Work to be completed → Exactly as written, quote every line that follows, skipping the images.

Records from a collection of figures →
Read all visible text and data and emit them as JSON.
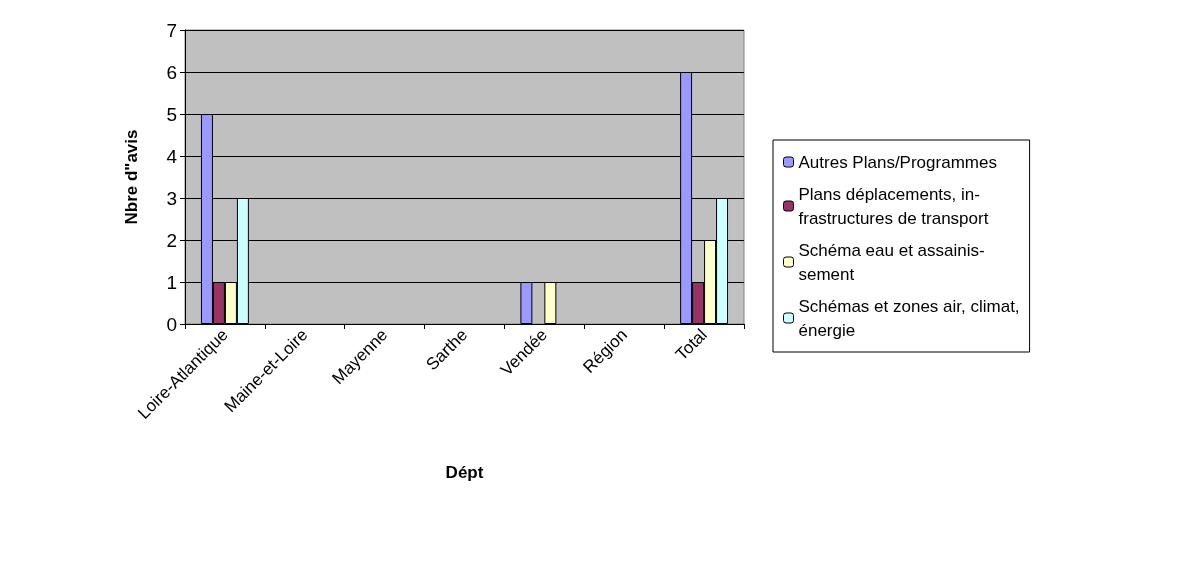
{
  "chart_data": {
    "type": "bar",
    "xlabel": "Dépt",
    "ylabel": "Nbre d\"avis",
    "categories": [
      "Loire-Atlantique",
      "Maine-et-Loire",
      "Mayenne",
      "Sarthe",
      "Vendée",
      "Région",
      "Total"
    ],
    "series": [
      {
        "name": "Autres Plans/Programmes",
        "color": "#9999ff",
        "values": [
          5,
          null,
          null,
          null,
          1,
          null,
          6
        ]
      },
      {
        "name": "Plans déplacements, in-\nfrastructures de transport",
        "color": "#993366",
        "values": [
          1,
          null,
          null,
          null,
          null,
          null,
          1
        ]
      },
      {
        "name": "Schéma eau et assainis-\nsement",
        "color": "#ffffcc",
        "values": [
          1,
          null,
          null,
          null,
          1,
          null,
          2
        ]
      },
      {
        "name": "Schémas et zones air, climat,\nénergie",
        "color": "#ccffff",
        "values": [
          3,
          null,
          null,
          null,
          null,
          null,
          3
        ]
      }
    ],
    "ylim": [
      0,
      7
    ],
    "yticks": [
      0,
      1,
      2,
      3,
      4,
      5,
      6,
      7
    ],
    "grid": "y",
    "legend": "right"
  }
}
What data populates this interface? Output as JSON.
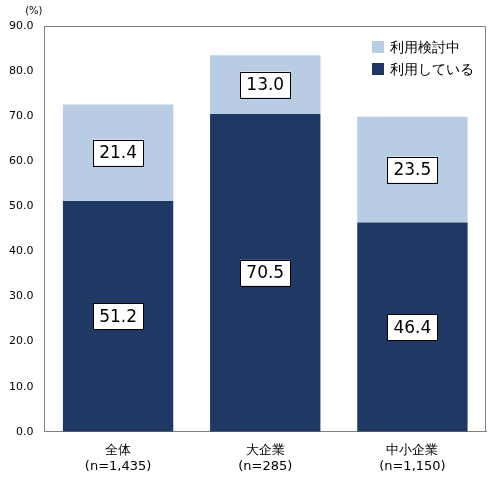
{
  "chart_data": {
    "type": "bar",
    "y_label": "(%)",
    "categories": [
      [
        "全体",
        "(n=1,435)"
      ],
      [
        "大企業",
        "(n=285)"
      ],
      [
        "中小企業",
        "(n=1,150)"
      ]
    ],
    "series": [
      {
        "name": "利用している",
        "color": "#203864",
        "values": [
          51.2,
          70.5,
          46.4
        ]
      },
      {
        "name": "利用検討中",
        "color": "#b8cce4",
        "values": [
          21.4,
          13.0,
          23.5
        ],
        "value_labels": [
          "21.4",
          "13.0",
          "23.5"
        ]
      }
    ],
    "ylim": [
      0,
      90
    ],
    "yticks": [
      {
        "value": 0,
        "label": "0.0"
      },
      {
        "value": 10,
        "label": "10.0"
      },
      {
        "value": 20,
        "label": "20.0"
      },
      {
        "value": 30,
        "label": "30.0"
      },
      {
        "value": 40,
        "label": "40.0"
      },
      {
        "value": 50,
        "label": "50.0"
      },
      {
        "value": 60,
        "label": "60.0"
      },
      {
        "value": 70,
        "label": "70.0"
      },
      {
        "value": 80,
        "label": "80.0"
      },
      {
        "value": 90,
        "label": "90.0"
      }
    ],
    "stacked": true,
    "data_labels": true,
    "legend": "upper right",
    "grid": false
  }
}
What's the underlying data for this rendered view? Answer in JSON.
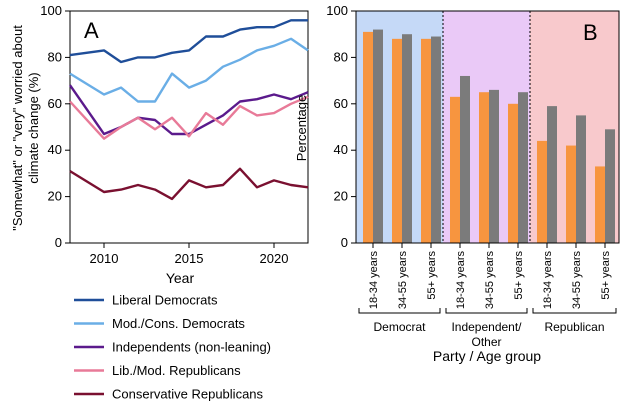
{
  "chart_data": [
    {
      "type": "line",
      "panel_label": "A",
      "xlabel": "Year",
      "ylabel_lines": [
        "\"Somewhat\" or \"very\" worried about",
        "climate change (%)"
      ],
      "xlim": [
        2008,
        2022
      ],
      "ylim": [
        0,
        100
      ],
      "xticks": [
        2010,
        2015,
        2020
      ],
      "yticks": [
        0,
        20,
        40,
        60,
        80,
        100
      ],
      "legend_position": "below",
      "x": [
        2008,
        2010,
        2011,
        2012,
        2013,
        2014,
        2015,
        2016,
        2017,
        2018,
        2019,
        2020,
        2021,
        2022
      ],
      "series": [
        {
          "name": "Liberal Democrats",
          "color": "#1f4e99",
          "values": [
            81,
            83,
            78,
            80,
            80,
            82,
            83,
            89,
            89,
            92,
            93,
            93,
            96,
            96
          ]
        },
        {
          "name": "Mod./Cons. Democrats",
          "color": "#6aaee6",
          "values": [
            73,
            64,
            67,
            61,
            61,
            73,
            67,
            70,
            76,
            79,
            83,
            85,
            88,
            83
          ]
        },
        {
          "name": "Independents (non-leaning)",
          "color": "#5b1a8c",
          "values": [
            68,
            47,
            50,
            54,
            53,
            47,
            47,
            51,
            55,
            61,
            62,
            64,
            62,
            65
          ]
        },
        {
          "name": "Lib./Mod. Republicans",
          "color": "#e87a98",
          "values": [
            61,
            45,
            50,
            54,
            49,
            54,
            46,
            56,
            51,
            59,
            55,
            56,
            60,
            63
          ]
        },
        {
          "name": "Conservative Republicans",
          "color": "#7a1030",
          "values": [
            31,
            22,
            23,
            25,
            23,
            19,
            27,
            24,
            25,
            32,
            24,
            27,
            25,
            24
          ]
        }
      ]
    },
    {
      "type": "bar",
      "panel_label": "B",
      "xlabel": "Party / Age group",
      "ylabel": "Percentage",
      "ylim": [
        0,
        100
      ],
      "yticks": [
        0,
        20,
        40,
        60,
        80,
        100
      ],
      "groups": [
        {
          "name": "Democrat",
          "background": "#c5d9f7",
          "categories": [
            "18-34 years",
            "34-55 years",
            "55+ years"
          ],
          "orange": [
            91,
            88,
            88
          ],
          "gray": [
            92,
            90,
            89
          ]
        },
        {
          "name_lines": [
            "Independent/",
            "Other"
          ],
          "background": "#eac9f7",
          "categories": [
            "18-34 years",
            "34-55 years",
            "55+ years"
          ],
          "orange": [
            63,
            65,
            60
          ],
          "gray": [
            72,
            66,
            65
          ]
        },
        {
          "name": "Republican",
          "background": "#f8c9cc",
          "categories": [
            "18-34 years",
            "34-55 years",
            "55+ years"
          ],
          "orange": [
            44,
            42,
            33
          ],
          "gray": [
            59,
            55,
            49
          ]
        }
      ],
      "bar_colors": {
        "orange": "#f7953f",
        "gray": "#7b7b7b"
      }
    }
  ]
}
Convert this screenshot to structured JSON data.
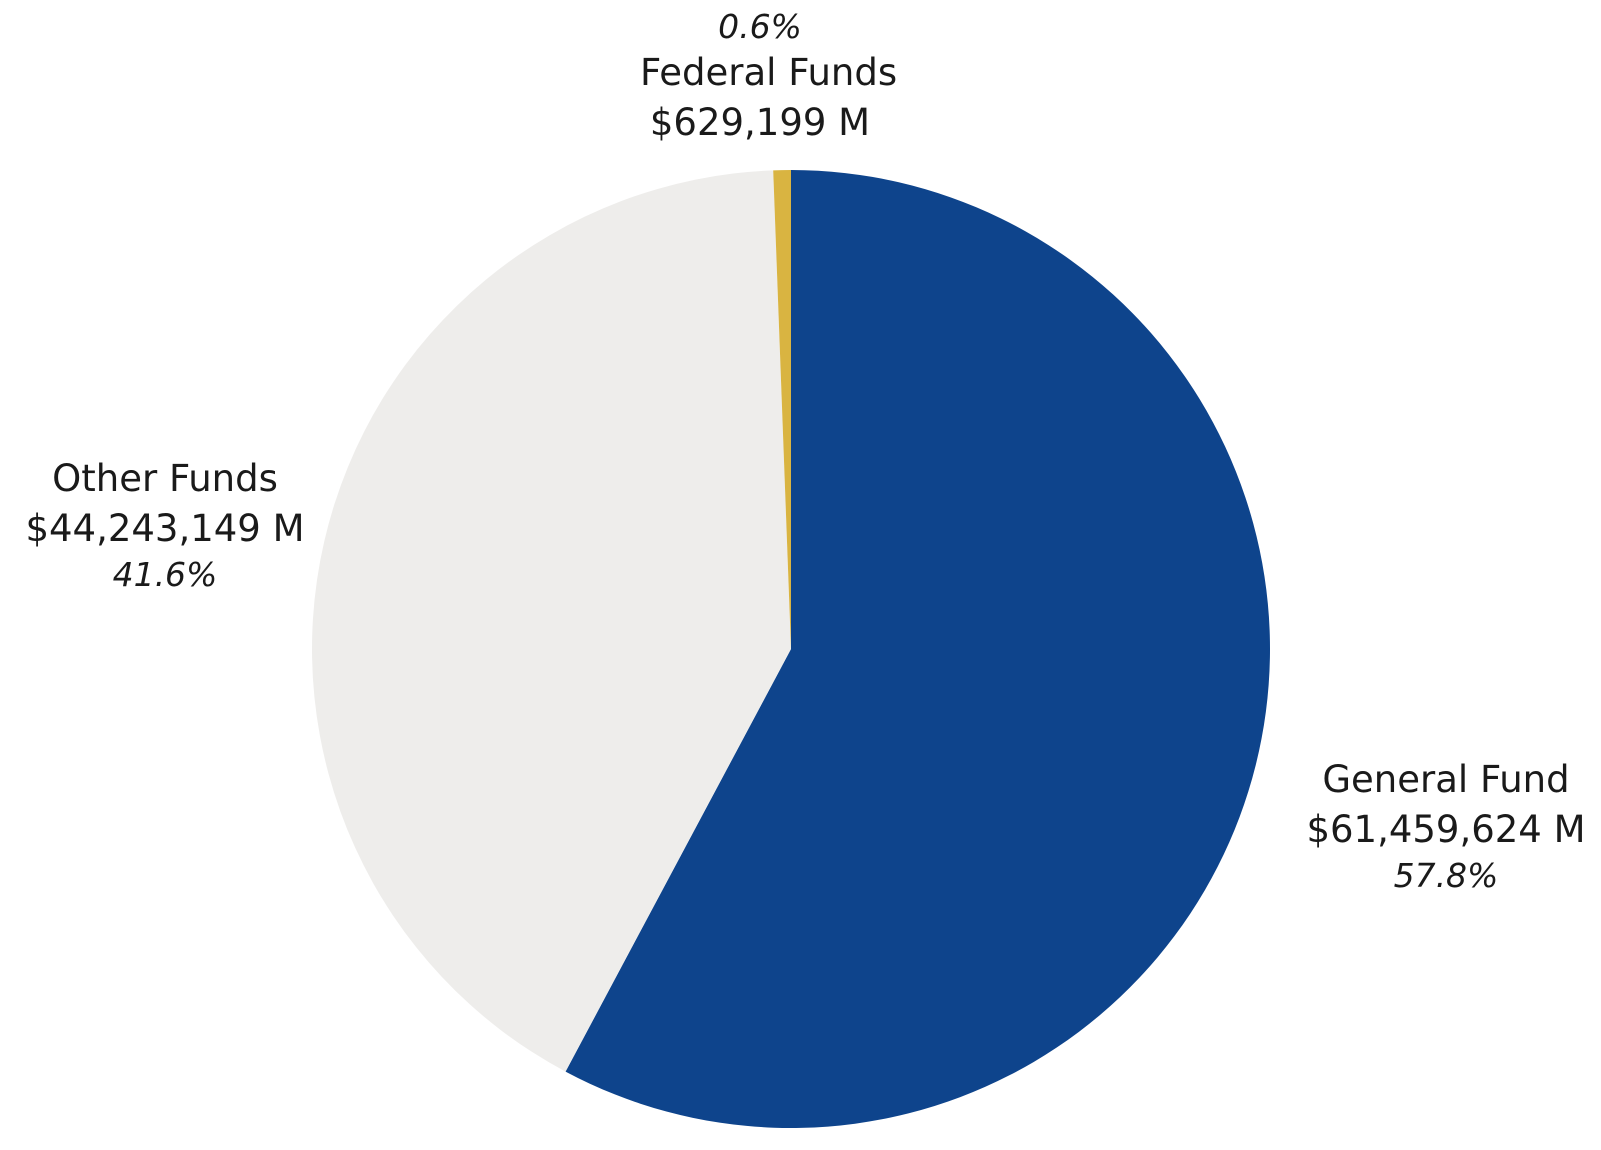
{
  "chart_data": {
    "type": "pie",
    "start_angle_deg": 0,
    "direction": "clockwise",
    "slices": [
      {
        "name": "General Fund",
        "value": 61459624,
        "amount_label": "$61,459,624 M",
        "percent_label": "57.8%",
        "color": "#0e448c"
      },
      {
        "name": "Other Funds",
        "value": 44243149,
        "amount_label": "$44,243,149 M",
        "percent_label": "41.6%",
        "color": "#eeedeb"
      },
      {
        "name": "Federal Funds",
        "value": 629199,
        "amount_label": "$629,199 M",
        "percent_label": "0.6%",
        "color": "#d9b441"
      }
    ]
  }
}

Complete output →
Read all visible text and data and emit them as JSON.
{
  "chart_data": {
    "type": "bar",
    "xlabel": "Dépt",
    "ylabel": "Nbre d\"avis",
    "categories": [
      "Loire-Atlantique",
      "Maine-et-Loire",
      "Mayenne",
      "Sarthe",
      "Vendée",
      "Région",
      "Total"
    ],
    "series": [
      {
        "name": "Autres Plans/Programmes",
        "color": "#9999ff",
        "values": [
          5,
          null,
          null,
          null,
          1,
          null,
          6
        ]
      },
      {
        "name": "Plans déplacements, in-\nfrastructures de transport",
        "color": "#993366",
        "values": [
          1,
          null,
          null,
          null,
          null,
          null,
          1
        ]
      },
      {
        "name": "Schéma eau et assainis-\nsement",
        "color": "#ffffcc",
        "values": [
          1,
          null,
          null,
          null,
          1,
          null,
          2
        ]
      },
      {
        "name": "Schémas et zones air, climat,\nénergie",
        "color": "#ccffff",
        "values": [
          3,
          null,
          null,
          null,
          null,
          null,
          3
        ]
      }
    ],
    "ylim": [
      0,
      7
    ],
    "yticks": [
      0,
      1,
      2,
      3,
      4,
      5,
      6,
      7
    ],
    "grid": "y",
    "legend": "right"
  }
}
What data populates this interface? Output as JSON.
{
  "chart_data": {
    "type": "bar",
    "y_label": "(%)",
    "categories": [
      [
        "全体",
        "(n=1,435)"
      ],
      [
        "大企業",
        "(n=285)"
      ],
      [
        "中小企業",
        "(n=1,150)"
      ]
    ],
    "series": [
      {
        "name": "利用している",
        "color": "#203864",
        "values": [
          51.2,
          70.5,
          46.4
        ]
      },
      {
        "name": "利用検討中",
        "color": "#b8cce4",
        "values": [
          21.4,
          13.0,
          23.5
        ],
        "value_labels": [
          "21.4",
          "13.0",
          "23.5"
        ]
      }
    ],
    "ylim": [
      0,
      90
    ],
    "yticks": [
      {
        "value": 0,
        "label": "0.0"
      },
      {
        "value": 10,
        "label": "10.0"
      },
      {
        "value": 20,
        "label": "20.0"
      },
      {
        "value": 30,
        "label": "30.0"
      },
      {
        "value": 40,
        "label": "40.0"
      },
      {
        "value": 50,
        "label": "50.0"
      },
      {
        "value": 60,
        "label": "60.0"
      },
      {
        "value": 70,
        "label": "70.0"
      },
      {
        "value": 80,
        "label": "80.0"
      },
      {
        "value": 90,
        "label": "90.0"
      }
    ],
    "stacked": true,
    "data_labels": true,
    "legend": "upper right",
    "grid": false
  }
}
What's the underlying data for this rendered view? Answer in JSON.
{
  "chart_data": [
    {
      "type": "line",
      "panel_label": "A",
      "xlabel": "Year",
      "ylabel_lines": [
        "\"Somewhat\" or \"very\" worried about",
        "climate change (%)"
      ],
      "xlim": [
        2008,
        2022
      ],
      "ylim": [
        0,
        100
      ],
      "xticks": [
        2010,
        2015,
        2020
      ],
      "yticks": [
        0,
        20,
        40,
        60,
        80,
        100
      ],
      "legend_position": "below",
      "x": [
        2008,
        2010,
        2011,
        2012,
        2013,
        2014,
        2015,
        2016,
        2017,
        2018,
        2019,
        2020,
        2021,
        2022
      ],
      "series": [
        {
          "name": "Liberal Democrats",
          "color": "#1f4e99",
          "values": [
            81,
            83,
            78,
            80,
            80,
            82,
            83,
            89,
            89,
            92,
            93,
            93,
            96,
            96
          ]
        },
        {
          "name": "Mod./Cons. Democrats",
          "color": "#6aaee6",
          "values": [
            73,
            64,
            67,
            61,
            61,
            73,
            67,
            70,
            76,
            79,
            83,
            85,
            88,
            83
          ]
        },
        {
          "name": "Independents (non-leaning)",
          "color": "#5b1a8c",
          "values": [
            68,
            47,
            50,
            54,
            53,
            47,
            47,
            51,
            55,
            61,
            62,
            64,
            62,
            65
          ]
        },
        {
          "name": "Lib./Mod. Republicans",
          "color": "#e87a98",
          "values": [
            61,
            45,
            50,
            54,
            49,
            54,
            46,
            56,
            51,
            59,
            55,
            56,
            60,
            63
          ]
        },
        {
          "name": "Conservative Republicans",
          "color": "#7a1030",
          "values": [
            31,
            22,
            23,
            25,
            23,
            19,
            27,
            24,
            25,
            32,
            24,
            27,
            25,
            24
          ]
        }
      ]
    },
    {
      "type": "bar",
      "panel_label": "B",
      "xlabel": "Party / Age group",
      "ylabel": "Percentage",
      "ylim": [
        0,
        100
      ],
      "yticks": [
        0,
        20,
        40,
        60,
        80,
        100
      ],
      "groups": [
        {
          "name": "Democrat",
          "background": "#c5d9f7",
          "categories": [
            "18-34 years",
            "34-55 years",
            "55+ years"
          ],
          "orange": [
            91,
            88,
            88
          ],
          "gray": [
            92,
            90,
            89
          ]
        },
        {
          "name_lines": [
            "Independent/",
            "Other"
          ],
          "background": "#eac9f7",
          "categories": [
            "18-34 years",
            "34-55 years",
            "55+ years"
          ],
          "orange": [
            63,
            65,
            60
          ],
          "gray": [
            72,
            66,
            65
          ]
        },
        {
          "name": "Republican",
          "background": "#f8c9cc",
          "categories": [
            "18-34 years",
            "34-55 years",
            "55+ years"
          ],
          "orange": [
            44,
            42,
            33
          ],
          "gray": [
            59,
            55,
            49
          ]
        }
      ],
      "bar_colors": {
        "orange": "#f7953f",
        "gray": "#7b7b7b"
      }
    }
  ]
}
Convert this screenshot to structured JSON data.
{
  "chart_data": {
    "type": "pie",
    "start_angle_deg": 0,
    "direction": "clockwise",
    "slices": [
      {
        "name": "General Fund",
        "value": 61459624,
        "amount_label": "$61,459,624 M",
        "percent_label": "57.8%",
        "color": "#0e448c"
      },
      {
        "name": "Other Funds",
        "value": 44243149,
        "amount_label": "$44,243,149 M",
        "percent_label": "41.6%",
        "color": "#eeedeb"
      },
      {
        "name": "Federal Funds",
        "value": 629199,
        "amount_label": "$629,199 M",
        "percent_label": "0.6%",
        "color": "#d9b441"
      }
    ]
  }
}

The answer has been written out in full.